== Task input

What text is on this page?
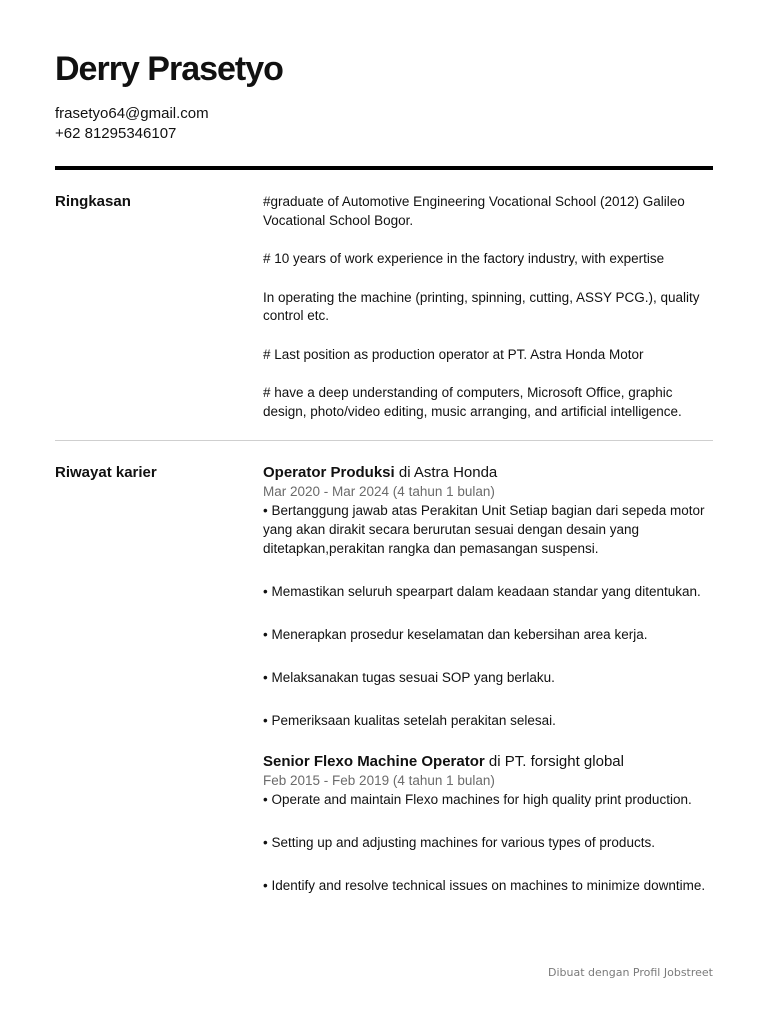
Derry Prasetyo
frasetyo64@gmail.com
+62 81295346107
Ringkasan	#graduate of Automotive Engineering Vocational School (2012) Galileo Vocational School Bogor.

# 10 years of work experience in the factory industry, with expertise

In operating the machine (printing, spinning, cutting, ASSY PCG.), quality control etc.

# Last position as production operator at PT. Astra Honda Motor

# have a deep understanding of computers, Microsoft Office, graphic design, photo/video editing, music arranging, and artificial intelligence.

Riwayat karier	Operator Produksi di Astra Honda
Mar 2020 - Mar 2024 (4 tahun 1 bulan)

• Bertanggung jawab atas Perakitan Unit Setiap bagian dari sepeda motor yang akan dirakit secara berurutan sesuai dengan desain yang ditetapkan,perakitan rangka dan pemasangan suspensi.

• Memastikan seluruh spearpart dalam keadaan standar yang ditentukan.

• Menerapkan prosedur keselamatan dan kebersihan area kerja.

• Melaksanakan tugas sesuai SOP yang berlaku.

• Pemeriksaan kualitas setelah perakitan selesai.

Senior Flexo Machine Operator di PT. forsight global
Feb 2015 - Feb 2019 (4 tahun 1 bulan)

• Operate and maintain Flexo machines for high quality print production.

• Setting up and adjusting machines for various types of products.

• Identify and resolve technical issues on machines to minimize downtime.

Dibuat dengan Profil Jobstreet
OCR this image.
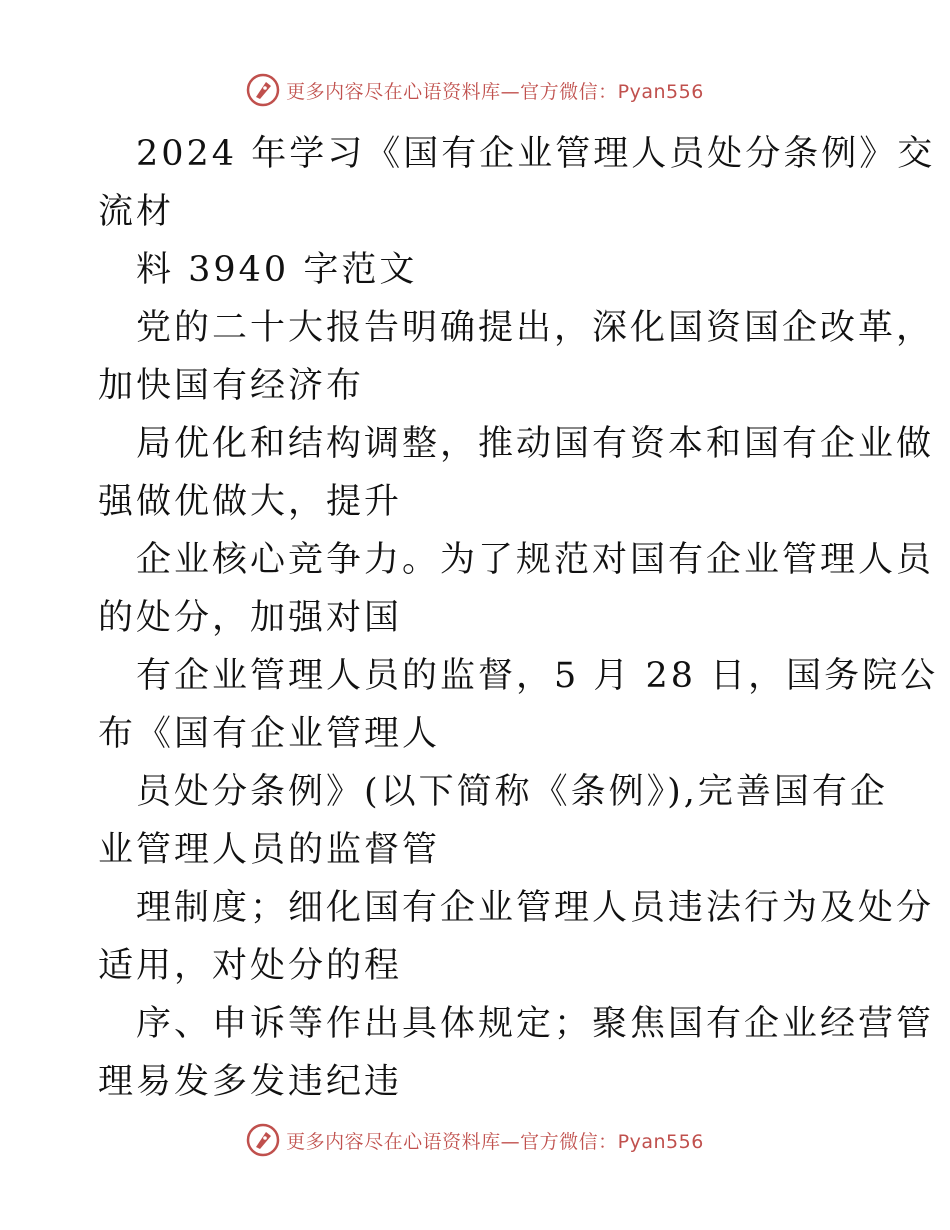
更多内容尽在心语资料库—官方微信：Pyan556
2024 年学习《国有企业管理人员处分条例》交
流材
料 3940 字范文
党的二十大报告明确提出，深化国资国企改革，
加快国有经济布
局优化和结构调整，推动国有资本和国有企业做
强做优做大，提升
企业核心竞争力。为了规范对国有企业管理人员
的处分，加强对国
有企业管理人员的监督，5 月 28 日，国务院公
布《国有企业管理人
员处分条例》(以下简称《条例》),完善国有企
业管理人员的监督管
理制度；细化国有企业管理人员违法行为及处分
适用，对处分的程
序、申诉等作出具体规定；聚焦国有企业经营管
理易发多发违纪违
更多内容尽在心语资料库—官方微信：Pyan556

====

▸ **Task goal**:
Your task is to return the entries above exactly, with no pictures.

▸ **Output**:
What text is on this page?
Derry Prasetyo
frasetyo64@gmail.com
+62 81295346107
Ringkasan	#graduate of Automotive Engineering Vocational School (2012) Galileo Vocational School Bogor.

# 10 years of work experience in the factory industry, with expertise

In operating the machine (printing, spinning, cutting, ASSY PCG.), quality control etc.

# Last position as production operator at PT. Astra Honda Motor

# have a deep understanding of computers, Microsoft Office, graphic design, photo/video editing, music arranging, and artificial intelligence.

Riwayat karier	Operator Produksi di Astra Honda
Mar 2020 - Mar 2024 (4 tahun 1 bulan)

• Bertanggung jawab atas Perakitan Unit Setiap bagian dari sepeda motor yang akan dirakit secara berurutan sesuai dengan desain yang ditetapkan,perakitan rangka dan pemasangan suspensi.

• Memastikan seluruh spearpart dalam keadaan standar yang ditentukan.

• Menerapkan prosedur keselamatan dan kebersihan area kerja.

• Melaksanakan tugas sesuai SOP yang berlaku.

• Pemeriksaan kualitas setelah perakitan selesai.

Senior Flexo Machine Operator di PT. forsight global
Feb 2015 - Feb 2019 (4 tahun 1 bulan)

• Operate and maintain Flexo machines for high quality print production.

• Setting up and adjusting machines for various types of products.

• Identify and resolve technical issues on machines to minimize downtime.

Dibuat dengan Profil Jobstreet
OCR this image.
更多内容尽在心语资料库—官方微信：Pyan556
2024 年学习《国有企业管理人员处分条例》交
流材
料 3940 字范文
党的二十大报告明确提出，深化国资国企改革，
加快国有经济布
局优化和结构调整，推动国有资本和国有企业做
强做优做大，提升
企业核心竞争力。为了规范对国有企业管理人员
的处分，加强对国
有企业管理人员的监督，5 月 28 日，国务院公
布《国有企业管理人
员处分条例》(以下简称《条例》),完善国有企
业管理人员的监督管
理制度；细化国有企业管理人员违法行为及处分
适用，对处分的程
序、申诉等作出具体规定；聚焦国有企业经营管
理易发多发违纪违
更多内容尽在心语资料库—官方微信：Pyan556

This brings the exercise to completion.